Short task: Each line below is to be written out in full, exactly as shown.
--- begin Data entries ---
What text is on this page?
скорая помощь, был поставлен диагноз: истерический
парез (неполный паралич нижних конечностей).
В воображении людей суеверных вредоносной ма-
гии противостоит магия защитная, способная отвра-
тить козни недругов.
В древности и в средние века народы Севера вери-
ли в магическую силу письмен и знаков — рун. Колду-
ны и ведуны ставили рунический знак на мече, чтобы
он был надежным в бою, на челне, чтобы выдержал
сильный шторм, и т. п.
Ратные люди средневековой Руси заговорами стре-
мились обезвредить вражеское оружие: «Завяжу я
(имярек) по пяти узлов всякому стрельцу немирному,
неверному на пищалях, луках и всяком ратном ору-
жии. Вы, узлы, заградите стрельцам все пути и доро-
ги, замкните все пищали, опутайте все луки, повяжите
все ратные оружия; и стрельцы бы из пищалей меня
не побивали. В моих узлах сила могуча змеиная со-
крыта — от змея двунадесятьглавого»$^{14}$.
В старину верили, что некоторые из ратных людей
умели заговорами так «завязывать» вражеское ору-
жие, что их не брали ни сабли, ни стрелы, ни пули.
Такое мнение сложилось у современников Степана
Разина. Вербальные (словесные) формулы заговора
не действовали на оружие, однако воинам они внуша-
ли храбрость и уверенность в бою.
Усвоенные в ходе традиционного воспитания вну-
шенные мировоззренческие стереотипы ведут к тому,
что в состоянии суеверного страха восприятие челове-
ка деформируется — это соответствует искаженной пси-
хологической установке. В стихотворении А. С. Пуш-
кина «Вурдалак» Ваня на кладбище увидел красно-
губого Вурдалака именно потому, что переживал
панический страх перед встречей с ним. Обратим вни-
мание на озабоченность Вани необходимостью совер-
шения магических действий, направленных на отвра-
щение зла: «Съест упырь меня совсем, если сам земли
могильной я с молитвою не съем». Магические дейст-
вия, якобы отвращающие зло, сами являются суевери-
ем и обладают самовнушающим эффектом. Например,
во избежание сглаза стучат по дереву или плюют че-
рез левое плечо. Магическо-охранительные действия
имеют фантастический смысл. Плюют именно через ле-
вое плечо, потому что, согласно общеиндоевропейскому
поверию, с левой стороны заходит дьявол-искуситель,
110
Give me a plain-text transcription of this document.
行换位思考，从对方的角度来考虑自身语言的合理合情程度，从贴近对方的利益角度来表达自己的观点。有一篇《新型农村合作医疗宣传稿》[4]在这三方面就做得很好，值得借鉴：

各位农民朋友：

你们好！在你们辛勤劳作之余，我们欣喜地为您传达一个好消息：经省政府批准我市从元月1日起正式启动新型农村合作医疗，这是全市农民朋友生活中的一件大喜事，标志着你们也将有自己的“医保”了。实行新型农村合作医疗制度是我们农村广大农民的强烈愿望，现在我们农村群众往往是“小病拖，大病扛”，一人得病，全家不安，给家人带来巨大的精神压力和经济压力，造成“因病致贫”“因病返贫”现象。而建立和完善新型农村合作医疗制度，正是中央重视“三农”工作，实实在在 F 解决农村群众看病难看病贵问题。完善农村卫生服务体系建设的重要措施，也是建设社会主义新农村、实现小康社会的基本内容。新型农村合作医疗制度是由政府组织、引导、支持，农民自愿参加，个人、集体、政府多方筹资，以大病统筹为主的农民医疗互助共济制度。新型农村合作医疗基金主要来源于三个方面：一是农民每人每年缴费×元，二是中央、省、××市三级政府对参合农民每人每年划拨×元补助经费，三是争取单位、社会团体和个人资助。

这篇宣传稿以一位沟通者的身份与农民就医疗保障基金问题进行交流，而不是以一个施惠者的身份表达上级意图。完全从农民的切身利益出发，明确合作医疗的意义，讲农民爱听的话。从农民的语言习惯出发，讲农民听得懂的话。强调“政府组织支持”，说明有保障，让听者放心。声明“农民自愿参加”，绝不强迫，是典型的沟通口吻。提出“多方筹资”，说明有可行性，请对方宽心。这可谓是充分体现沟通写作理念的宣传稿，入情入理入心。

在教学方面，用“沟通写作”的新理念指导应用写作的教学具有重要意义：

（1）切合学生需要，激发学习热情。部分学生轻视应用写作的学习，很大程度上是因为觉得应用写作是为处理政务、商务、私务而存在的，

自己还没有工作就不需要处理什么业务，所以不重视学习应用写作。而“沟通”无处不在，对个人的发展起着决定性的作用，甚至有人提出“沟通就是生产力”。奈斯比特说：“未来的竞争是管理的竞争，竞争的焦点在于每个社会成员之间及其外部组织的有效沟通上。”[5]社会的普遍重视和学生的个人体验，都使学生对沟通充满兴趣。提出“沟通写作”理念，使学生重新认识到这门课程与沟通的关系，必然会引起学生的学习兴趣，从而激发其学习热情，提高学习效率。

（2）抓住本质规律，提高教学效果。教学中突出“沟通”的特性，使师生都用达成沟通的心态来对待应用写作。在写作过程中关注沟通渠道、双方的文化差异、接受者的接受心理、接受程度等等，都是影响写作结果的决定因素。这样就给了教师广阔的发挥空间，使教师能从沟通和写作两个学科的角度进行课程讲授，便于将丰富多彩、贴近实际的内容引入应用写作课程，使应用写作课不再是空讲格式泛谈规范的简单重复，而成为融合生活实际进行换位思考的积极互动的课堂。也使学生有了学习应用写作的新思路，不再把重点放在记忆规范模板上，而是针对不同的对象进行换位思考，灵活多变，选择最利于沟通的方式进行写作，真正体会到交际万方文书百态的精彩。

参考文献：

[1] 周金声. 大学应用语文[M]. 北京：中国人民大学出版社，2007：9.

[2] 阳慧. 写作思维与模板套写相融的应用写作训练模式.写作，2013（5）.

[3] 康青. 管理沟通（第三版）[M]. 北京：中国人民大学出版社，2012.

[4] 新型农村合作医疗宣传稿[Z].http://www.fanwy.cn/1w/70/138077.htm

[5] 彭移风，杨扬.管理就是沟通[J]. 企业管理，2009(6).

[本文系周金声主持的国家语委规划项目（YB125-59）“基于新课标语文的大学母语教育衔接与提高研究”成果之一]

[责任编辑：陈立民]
--- end Data entries ---
Response to the task:
What text is on this page?
скорая помощь, был поставлен диагноз: истерический
парез (неполный паралич нижних конечностей).
В воображении людей суеверных вредоносной ма-
гии противостоит магия защитная, способная отвра-
тить козни недругов.
В древности и в средние века народы Севера вери-
ли в магическую силу письмен и знаков — рун. Колду-
ны и ведуны ставили рунический знак на мече, чтобы
он был надежным в бою, на челне, чтобы выдержал
сильный шторм, и т. п.
Ратные люди средневековой Руси заговорами стре-
мились обезвредить вражеское оружие: «Завяжу я
(имярек) по пяти узлов всякому стрельцу немирному,
неверному на пищалях, луках и всяком ратном ору-
жии. Вы, узлы, заградите стрельцам все пути и доро-
ги, замкните все пищали, опутайте все луки, повяжите
все ратные оружия; и стрельцы бы из пищалей меня
не побивали. В моих узлах сила могуча змеиная со-
крыта — от змея двунадесятьглавого»$^{14}$.
В старину верили, что некоторые из ратных людей
умели заговорами так «завязывать» вражеское ору-
жие, что их не брали ни сабли, ни стрелы, ни пули.
Такое мнение сложилось у современников Степана
Разина. Вербальные (словесные) формулы заговора
не действовали на оружие, однако воинам они внуша-
ли храбрость и уверенность в бою.
Усвоенные в ходе традиционного воспитания вну-
шенные мировоззренческие стереотипы ведут к тому,
что в состоянии суеверного страха восприятие челове-
ка деформируется — это соответствует искаженной пси-
хологической установке. В стихотворении А. С. Пуш-
кина «Вурдалак» Ваня на кладбище увидел красно-
губого Вурдалака именно потому, что переживал
панический страх перед встречей с ним. Обратим вни-
мание на озабоченность Вани необходимостью совер-
шения магических действий, направленных на отвра-
щение зла: «Съест упырь меня совсем, если сам земли
могильной я с молитвою не съем». Магические дейст-
вия, якобы отвращающие зло, сами являются суевери-
ем и обладают самовнушающим эффектом. Например,
во избежание сглаза стучат по дереву или плюют че-
рез левое плечо. Магическо-охранительные действия
имеют фантастический смысл. Плюют именно через ле-
вое плечо, потому что, согласно общеиндоевропейскому
поверию, с левой стороны заходит дьявол-искуситель,
110
Give me a plain-text transcription of this document.
行换位思考，从对方的角度来考虑自身语言的合理合情程度，从贴近对方的利益角度来表达自己的观点。有一篇《新型农村合作医疗宣传稿》[4]在这三方面就做得很好，值得借鉴：

各位农民朋友：

你们好！在你们辛勤劳作之余，我们欣喜地为您传达一个好消息：经省政府批准我市从元月1日起正式启动新型农村合作医疗，这是全市农民朋友生活中的一件大喜事，标志着你们也将有自己的“医保”了。实行新型农村合作医疗制度是我们农村广大农民的强烈愿望，现在我们农村群众往往是“小病拖，大病扛”，一人得病，全家不安，给家人带来巨大的精神压力和经济压力，造成“因病致贫”“因病返贫”现象。而建立和完善新型农村合作医疗制度，正是中央重视“三农”工作，实实在在 F 解决农村群众看病难看病贵问题。完善农村卫生服务体系建设的重要措施，也是建设社会主义新农村、实现小康社会的基本内容。新型农村合作医疗制度是由政府组织、引导、支持，农民自愿参加，个人、集体、政府多方筹资，以大病统筹为主的农民医疗互助共济制度。新型农村合作医疗基金主要来源于三个方面：一是农民每人每年缴费×元，二是中央、省、××市三级政府对参合农民每人每年划拨×元补助经费，三是争取单位、社会团体和个人资助。

这篇宣传稿以一位沟通者的身份与农民就医疗保障基金问题进行交流，而不是以一个施惠者的身份表达上级意图。完全从农民的切身利益出发，明确合作医疗的意义，讲农民爱听的话。从农民的语言习惯出发，讲农民听得懂的话。强调“政府组织支持”，说明有保障，让听者放心。声明“农民自愿参加”，绝不强迫，是典型的沟通口吻。提出“多方筹资”，说明有可行性，请对方宽心。这可谓是充分体现沟通写作理念的宣传稿，入情入理入心。

在教学方面，用“沟通写作”的新理念指导应用写作的教学具有重要意义：

（1）切合学生需要，激发学习热情。部分学生轻视应用写作的学习，很大程度上是因为觉得应用写作是为处理政务、商务、私务而存在的，

自己还没有工作就不需要处理什么业务，所以不重视学习应用写作。而“沟通”无处不在，对个人的发展起着决定性的作用，甚至有人提出“沟通就是生产力”。奈斯比特说：“未来的竞争是管理的竞争，竞争的焦点在于每个社会成员之间及其外部组织的有效沟通上。”[5]社会的普遍重视和学生的个人体验，都使学生对沟通充满兴趣。提出“沟通写作”理念，使学生重新认识到这门课程与沟通的关系，必然会引起学生的学习兴趣，从而激发其学习热情，提高学习效率。

（2）抓住本质规律，提高教学效果。教学中突出“沟通”的特性，使师生都用达成沟通的心态来对待应用写作。在写作过程中关注沟通渠道、双方的文化差异、接受者的接受心理、接受程度等等，都是影响写作结果的决定因素。这样就给了教师广阔的发挥空间，使教师能从沟通和写作两个学科的角度进行课程讲授，便于将丰富多彩、贴近实际的内容引入应用写作课程，使应用写作课不再是空讲格式泛谈规范的简单重复，而成为融合生活实际进行换位思考的积极互动的课堂。也使学生有了学习应用写作的新思路，不再把重点放在记忆规范模板上，而是针对不同的对象进行换位思考，灵活多变，选择最利于沟通的方式进行写作，真正体会到交际万方文书百态的精彩。

参考文献：

[1] 周金声. 大学应用语文[M]. 北京：中国人民大学出版社，2007：9.

[2] 阳慧. 写作思维与模板套写相融的应用写作训练模式.写作，2013（5）.

[3] 康青. 管理沟通（第三版）[M]. 北京：中国人民大学出版社，2012.

[4] 新型农村合作医疗宣传稿[Z].http://www.fanwy.cn/1w/70/138077.htm

[5] 彭移风，杨扬.管理就是沟通[J]. 企业管理，2009(6).

[本文系周金声主持的国家语委规划项目（YB125-59）“基于新课标语文的大学母语教育衔接与提高研究”成果之一]

[责任编辑：陈立民]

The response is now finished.